Saved data entries

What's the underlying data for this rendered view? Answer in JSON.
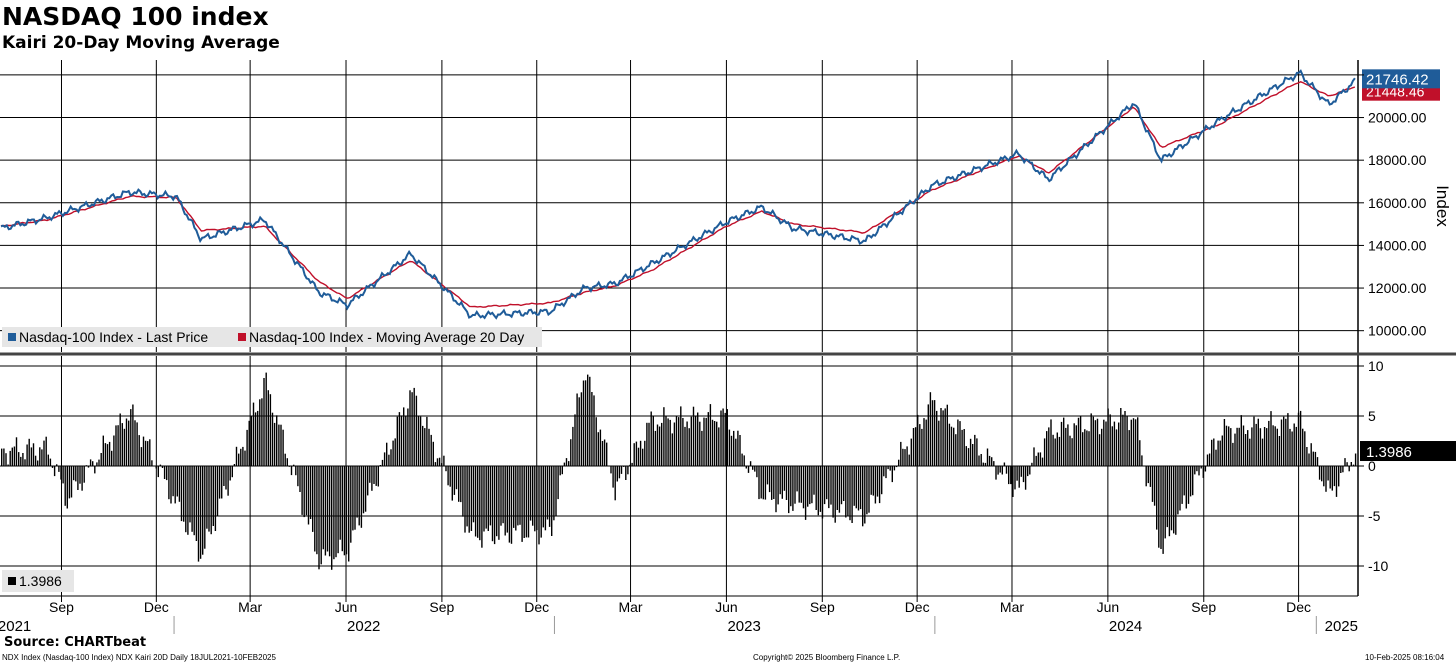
{
  "title": "NASDAQ 100 index",
  "subtitle": "Kairi 20-Day Moving Average",
  "source": "Source: CHARTbeat",
  "footer": {
    "left": "NDX Index (Nasdaq-100 Index) NDX Kairi 20D  Daily 18JUL2021-10FEB2025",
    "center": "Copyright© 2025 Bloomberg Finance L.P.",
    "right": "10-Feb-2025 08:16:04"
  },
  "colors": {
    "price": "#1f5c99",
    "ma": "#c0102a",
    "histogram": "#000000",
    "grid": "#000000"
  },
  "chart_data": [
    {
      "type": "line",
      "ylabel": "Index",
      "ylim": [
        9000,
        22700
      ],
      "y_ticks": [
        "10000.00",
        "12000.00",
        "14000.00",
        "16000.00",
        "18000.00",
        "20000.00"
      ],
      "grid": true,
      "legend_position": "bottom-left",
      "last_value_labels": {
        "price": "21746.42",
        "ma": "21448.46"
      },
      "x_range": [
        "2021-07-18",
        "2025-02-10"
      ],
      "x": [
        "2021-07-19",
        "2021-09-01",
        "2021-11-19",
        "2022-01-03",
        "2022-01-27",
        "2022-03-29",
        "2022-05-20",
        "2022-06-16",
        "2022-08-16",
        "2022-10-13",
        "2022-12-28",
        "2023-01-30",
        "2023-02-28",
        "2023-04-03",
        "2023-06-15",
        "2023-07-19",
        "2023-08-18",
        "2023-10-26",
        "2023-12-29",
        "2024-03-21",
        "2024-04-19",
        "2024-07-10",
        "2024-08-05",
        "2024-10-01",
        "2024-12-16",
        "2025-01-13",
        "2025-02-07"
      ],
      "series": [
        {
          "name": "Nasdaq-100 Index - Last Price",
          "values": [
            14800,
            15300,
            16500,
            16300,
            14300,
            15200,
            11800,
            11200,
            13600,
            10700,
            10900,
            12000,
            12200,
            13100,
            15100,
            15800,
            14800,
            14200,
            16800,
            18300,
            17100,
            20700,
            18000,
            19900,
            22100,
            20600,
            21700
          ]
        },
        {
          "name": "Nasdaq-100 Index - Moving Average 20 Day",
          "values": [
            14900,
            15200,
            16300,
            16250,
            14700,
            14900,
            12300,
            11500,
            13300,
            11100,
            11300,
            11800,
            12100,
            12800,
            14900,
            15600,
            15000,
            14600,
            16600,
            18200,
            17400,
            20500,
            18600,
            19700,
            21700,
            21000,
            21450
          ]
        }
      ]
    },
    {
      "type": "bar",
      "ylim": [
        -13,
        11
      ],
      "y_ticks": [
        "10",
        "5",
        "0",
        "-5",
        "-10"
      ],
      "last_value_label": "1.3986",
      "legend": "1.3986",
      "x": [
        "2021-07-19",
        "2021-09-01",
        "2021-09-20",
        "2021-11-19",
        "2022-01-27",
        "2022-03-29",
        "2022-05-20",
        "2022-06-16",
        "2022-08-16",
        "2022-10-13",
        "2022-12-28",
        "2023-01-30",
        "2023-02-28",
        "2023-04-03",
        "2023-06-15",
        "2023-07-19",
        "2023-08-18",
        "2023-10-26",
        "2023-12-29",
        "2024-03-21",
        "2024-04-19",
        "2024-07-10",
        "2024-08-05",
        "2024-10-01",
        "2024-12-16",
        "2025-01-13",
        "2025-02-07"
      ],
      "values": [
        1.5,
        1.8,
        -3.5,
        5.5,
        -9,
        8.5,
        -9.5,
        -8.5,
        7.5,
        -7,
        -6.5,
        9.8,
        -2.5,
        4.5,
        5,
        -3,
        -3.8,
        -5,
        6.5,
        -2.5,
        3.5,
        5,
        -8.5,
        3.5,
        4.5,
        -3,
        1.3986
      ]
    }
  ],
  "x_axis": {
    "months": [
      "Sep",
      "Dec",
      "Mar",
      "Jun",
      "Sep",
      "Dec",
      "Mar",
      "Jun",
      "Sep",
      "Dec",
      "Mar",
      "Jun",
      "Sep",
      "Dec"
    ],
    "years": [
      "2021",
      "2022",
      "2023",
      "2024",
      "2025"
    ]
  }
}
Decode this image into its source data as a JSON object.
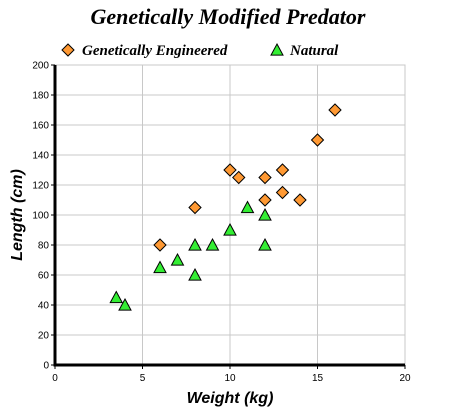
{
  "chart_data": {
    "type": "scatter",
    "title": "Genetically Modified Predator",
    "xlabel": "Weight (kg)",
    "ylabel": "Length (cm)",
    "xlim": [
      0,
      20
    ],
    "ylim": [
      0,
      200
    ],
    "x_ticks": [
      0,
      5,
      10,
      15,
      20
    ],
    "y_ticks": [
      0,
      20,
      40,
      60,
      80,
      100,
      120,
      140,
      160,
      180,
      200
    ],
    "grid": true,
    "legend_position": "top",
    "series": [
      {
        "name": "Genetically Engineered",
        "marker": "diamond",
        "color": "#ff9933",
        "points": [
          [
            6,
            80
          ],
          [
            8,
            105
          ],
          [
            10,
            130
          ],
          [
            10.5,
            125
          ],
          [
            12,
            125
          ],
          [
            12,
            110
          ],
          [
            13,
            130
          ],
          [
            13,
            115
          ],
          [
            14,
            110
          ],
          [
            15,
            150
          ],
          [
            16,
            170
          ]
        ]
      },
      {
        "name": "Natural",
        "marker": "triangle",
        "color": "#33ee33",
        "points": [
          [
            3.5,
            45
          ],
          [
            4,
            40
          ],
          [
            6,
            65
          ],
          [
            7,
            70
          ],
          [
            8,
            80
          ],
          [
            8,
            60
          ],
          [
            9,
            80
          ],
          [
            10,
            90
          ],
          [
            11,
            105
          ],
          [
            12,
            100
          ],
          [
            12,
            80
          ]
        ]
      }
    ]
  }
}
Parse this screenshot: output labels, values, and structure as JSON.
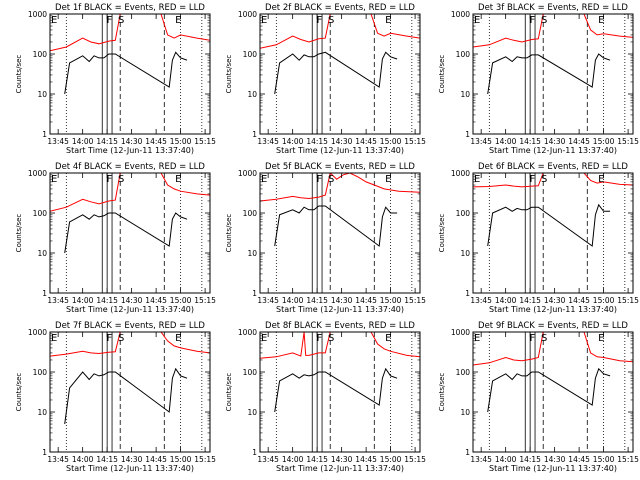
{
  "chart_data": {
    "type": "line",
    "shared": {
      "xlabel": "Start Time (12-Jun-11 13:37:40)",
      "ylabel": "Counts/sec",
      "yscale": "log",
      "ylim": [
        1,
        1000
      ],
      "yticks": [
        "1",
        "10",
        "100",
        "1000"
      ],
      "xlim": [
        "13:40",
        "15:18"
      ],
      "xticks": [
        "13:45",
        "14:00",
        "14:15",
        "14:30",
        "14:45",
        "15:00",
        "15:15"
      ],
      "series_colors": {
        "events": "#000000",
        "lld": "#ff0000"
      },
      "markers": [
        {
          "label": "E",
          "time": "13:40"
        },
        {
          "label": "F",
          "time": "14:14"
        },
        {
          "label": "S",
          "time": "14:21"
        },
        {
          "label": "E",
          "time": "14:56"
        }
      ],
      "vlines": [
        {
          "time": "13:50",
          "style": "dotted"
        },
        {
          "time": "14:12",
          "style": "solid"
        },
        {
          "time": "14:15",
          "style": "solid"
        },
        {
          "time": "14:18",
          "style": "solid"
        },
        {
          "time": "14:23",
          "style": "dashed"
        },
        {
          "time": "14:50",
          "style": "dashed"
        },
        {
          "time": "15:00",
          "style": "dotted"
        },
        {
          "time": "15:13",
          "style": "dotted"
        }
      ]
    },
    "panels": [
      {
        "title": "Det 1f BLACK = Events, RED = LLD",
        "events": {
          "name": "Events",
          "times": [
            "13:49",
            "13:52",
            "14:00",
            "14:04",
            "14:07",
            "14:10",
            "14:13",
            "14:16",
            "14:20",
            "14:53",
            "14:55",
            "14:57",
            "15:00",
            "15:04"
          ],
          "values": [
            10,
            60,
            90,
            65,
            90,
            80,
            80,
            100,
            100,
            15,
            70,
            110,
            80,
            70
          ]
        },
        "lld": {
          "name": "LLD",
          "times": [
            "13:40",
            "13:50",
            "14:00",
            "14:05",
            "14:10",
            "14:16",
            "14:20",
            "14:23",
            "14:48",
            "14:52",
            "14:56",
            "15:00",
            "15:10",
            "15:18"
          ],
          "values": [
            120,
            150,
            250,
            200,
            180,
            210,
            220,
            1000,
            1000,
            300,
            250,
            300,
            250,
            220
          ]
        }
      },
      {
        "title": "Det 2f BLACK = Events, RED = LLD",
        "events": {
          "name": "Events",
          "times": [
            "13:49",
            "13:52",
            "14:00",
            "14:04",
            "14:07",
            "14:10",
            "14:13",
            "14:16",
            "14:20",
            "14:53",
            "14:55",
            "14:57",
            "15:00",
            "15:04"
          ],
          "values": [
            10,
            60,
            100,
            70,
            95,
            85,
            85,
            100,
            110,
            15,
            75,
            110,
            85,
            75
          ]
        },
        "lld": {
          "name": "LLD",
          "times": [
            "13:40",
            "13:50",
            "14:00",
            "14:05",
            "14:10",
            "14:16",
            "14:20",
            "14:23",
            "14:48",
            "14:52",
            "14:56",
            "15:00",
            "15:10",
            "15:18"
          ],
          "values": [
            140,
            170,
            280,
            230,
            200,
            240,
            250,
            1000,
            1000,
            330,
            280,
            330,
            280,
            250
          ]
        }
      },
      {
        "title": "Det 3f BLACK = Events, RED = LLD",
        "events": {
          "name": "Events",
          "times": [
            "13:49",
            "13:52",
            "14:00",
            "14:04",
            "14:07",
            "14:10",
            "14:13",
            "14:16",
            "14:20",
            "14:53",
            "14:55",
            "14:57",
            "15:00",
            "15:04"
          ],
          "values": [
            10,
            60,
            85,
            65,
            85,
            80,
            80,
            95,
            95,
            15,
            70,
            100,
            80,
            70
          ]
        },
        "lld": {
          "name": "LLD",
          "times": [
            "13:40",
            "13:50",
            "14:00",
            "14:05",
            "14:10",
            "14:16",
            "14:20",
            "14:23",
            "14:48",
            "14:52",
            "14:56",
            "15:00",
            "15:10",
            "15:18"
          ],
          "values": [
            150,
            170,
            250,
            220,
            200,
            230,
            240,
            1000,
            1000,
            400,
            300,
            320,
            280,
            260
          ]
        }
      },
      {
        "title": "Det 4f BLACK = Events, RED = LLD",
        "events": {
          "name": "Events",
          "times": [
            "13:49",
            "13:52",
            "14:00",
            "14:04",
            "14:07",
            "14:10",
            "14:13",
            "14:16",
            "14:20",
            "14:53",
            "14:55",
            "14:57",
            "15:00",
            "15:04"
          ],
          "values": [
            10,
            60,
            90,
            70,
            90,
            80,
            85,
            100,
            100,
            15,
            70,
            100,
            80,
            70
          ]
        },
        "lld": {
          "name": "LLD",
          "times": [
            "13:40",
            "13:50",
            "14:00",
            "14:05",
            "14:10",
            "14:16",
            "14:20",
            "14:23",
            "14:48",
            "14:52",
            "14:56",
            "15:00",
            "15:10",
            "15:18"
          ],
          "values": [
            110,
            140,
            220,
            190,
            170,
            200,
            210,
            1000,
            1000,
            500,
            400,
            350,
            300,
            280
          ]
        }
      },
      {
        "title": "Det 5f BLACK = Events, RED = LLD",
        "events": {
          "name": "Events",
          "times": [
            "13:49",
            "13:52",
            "14:00",
            "14:04",
            "14:07",
            "14:10",
            "14:13",
            "14:16",
            "14:20",
            "14:53",
            "14:55",
            "14:57",
            "15:00",
            "15:04"
          ],
          "values": [
            15,
            90,
            120,
            100,
            140,
            120,
            120,
            150,
            150,
            15,
            80,
            140,
            100,
            100
          ]
        },
        "lld": {
          "name": "LLD",
          "times": [
            "13:40",
            "13:50",
            "14:00",
            "14:05",
            "14:10",
            "14:16",
            "14:20",
            "14:23",
            "14:27",
            "14:31",
            "14:35",
            "14:40",
            "14:45",
            "14:50",
            "14:56",
            "15:05",
            "15:18"
          ],
          "values": [
            200,
            220,
            260,
            240,
            230,
            250,
            280,
            1000,
            700,
            900,
            1000,
            800,
            600,
            500,
            400,
            350,
            330
          ]
        }
      },
      {
        "title": "Det 6f BLACK = Events, RED = LLD",
        "events": {
          "name": "Events",
          "times": [
            "13:49",
            "13:52",
            "14:00",
            "14:04",
            "14:07",
            "14:10",
            "14:13",
            "14:16",
            "14:20",
            "14:53",
            "14:55",
            "14:57",
            "15:00",
            "15:04"
          ],
          "values": [
            15,
            100,
            140,
            110,
            130,
            120,
            120,
            140,
            140,
            15,
            90,
            160,
            110,
            110
          ]
        },
        "lld": {
          "name": "LLD",
          "times": [
            "13:40",
            "13:50",
            "14:00",
            "14:05",
            "14:10",
            "14:16",
            "14:20",
            "14:23",
            "14:48",
            "14:52",
            "14:56",
            "15:00",
            "15:10",
            "15:18"
          ],
          "values": [
            450,
            460,
            500,
            470,
            450,
            470,
            480,
            1000,
            1000,
            650,
            560,
            600,
            520,
            500
          ]
        }
      },
      {
        "title": "Det 7f BLACK = Events, RED = LLD",
        "events": {
          "name": "Events",
          "times": [
            "13:49",
            "13:52",
            "14:00",
            "14:04",
            "14:07",
            "14:10",
            "14:13",
            "14:16",
            "14:20",
            "14:53",
            "14:55",
            "14:57",
            "15:00",
            "15:04"
          ],
          "values": [
            5,
            40,
            100,
            65,
            90,
            80,
            85,
            100,
            100,
            10,
            70,
            120,
            80,
            70
          ]
        },
        "lld": {
          "name": "LLD",
          "times": [
            "13:40",
            "13:50",
            "14:00",
            "14:05",
            "14:10",
            "14:16",
            "14:20",
            "14:23",
            "14:48",
            "14:52",
            "14:56",
            "15:00",
            "15:10",
            "15:18"
          ],
          "values": [
            250,
            280,
            330,
            300,
            290,
            310,
            320,
            1000,
            1000,
            600,
            450,
            400,
            330,
            300
          ]
        }
      },
      {
        "title": "Det 8f BLACK = Events, RED = LLD",
        "events": {
          "name": "Events",
          "times": [
            "13:49",
            "13:52",
            "14:00",
            "14:04",
            "14:07",
            "14:10",
            "14:13",
            "14:16",
            "14:20",
            "14:53",
            "14:55",
            "14:57",
            "15:00",
            "15:04"
          ],
          "values": [
            10,
            60,
            90,
            70,
            85,
            80,
            85,
            100,
            100,
            15,
            70,
            120,
            80,
            70
          ]
        },
        "lld": {
          "name": "LLD",
          "times": [
            "13:40",
            "13:50",
            "14:00",
            "14:05",
            "14:07",
            "14:08",
            "14:10",
            "14:16",
            "14:20",
            "14:23",
            "14:48",
            "14:52",
            "14:56",
            "15:00",
            "15:10",
            "15:18"
          ],
          "values": [
            220,
            240,
            300,
            250,
            1000,
            260,
            260,
            300,
            300,
            1000,
            1000,
            500,
            380,
            330,
            260,
            240
          ]
        }
      },
      {
        "title": "Det 9f BLACK = Events, RED = LLD",
        "events": {
          "name": "Events",
          "times": [
            "13:49",
            "13:52",
            "14:00",
            "14:04",
            "14:07",
            "14:10",
            "14:13",
            "14:16",
            "14:20",
            "14:53",
            "14:55",
            "14:57",
            "15:00",
            "15:04"
          ],
          "values": [
            10,
            60,
            90,
            65,
            90,
            80,
            80,
            100,
            100,
            15,
            70,
            120,
            90,
            80
          ]
        },
        "lld": {
          "name": "LLD",
          "times": [
            "13:40",
            "13:50",
            "14:00",
            "14:05",
            "14:10",
            "14:16",
            "14:20",
            "14:23",
            "14:48",
            "14:52",
            "14:56",
            "15:00",
            "15:10",
            "15:18"
          ],
          "values": [
            150,
            170,
            230,
            200,
            190,
            210,
            230,
            1000,
            1000,
            300,
            240,
            230,
            190,
            180
          ]
        }
      }
    ]
  }
}
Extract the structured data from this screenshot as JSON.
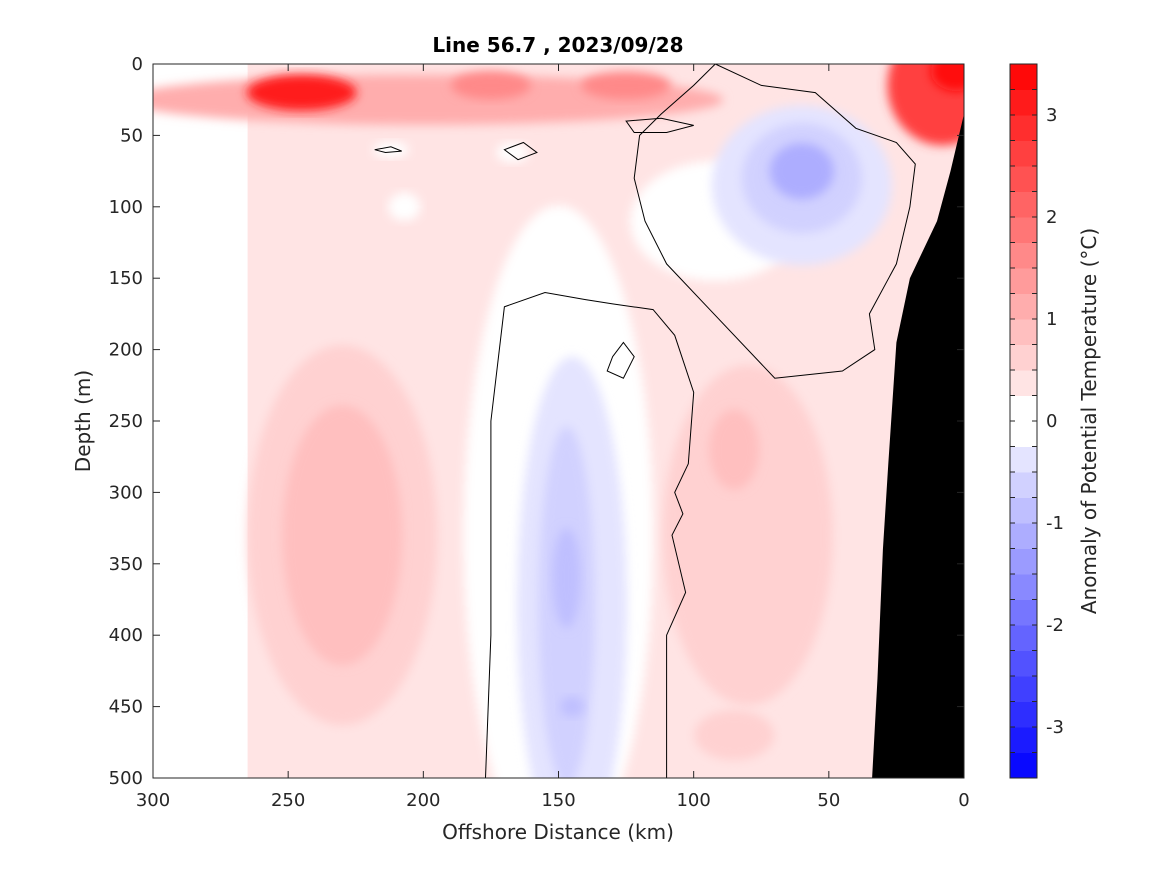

• **THE TASK**
Out of the material above, gather each line where "Kairi" appears.

• **ANSWER BELOW**
  "subtitle": "Kairi 20-Day Moving Average",
    "left": "NDX Index (Nasdaq-100 Index) NDX Kairi 20D  Daily 18JUL2021-10FEB2025",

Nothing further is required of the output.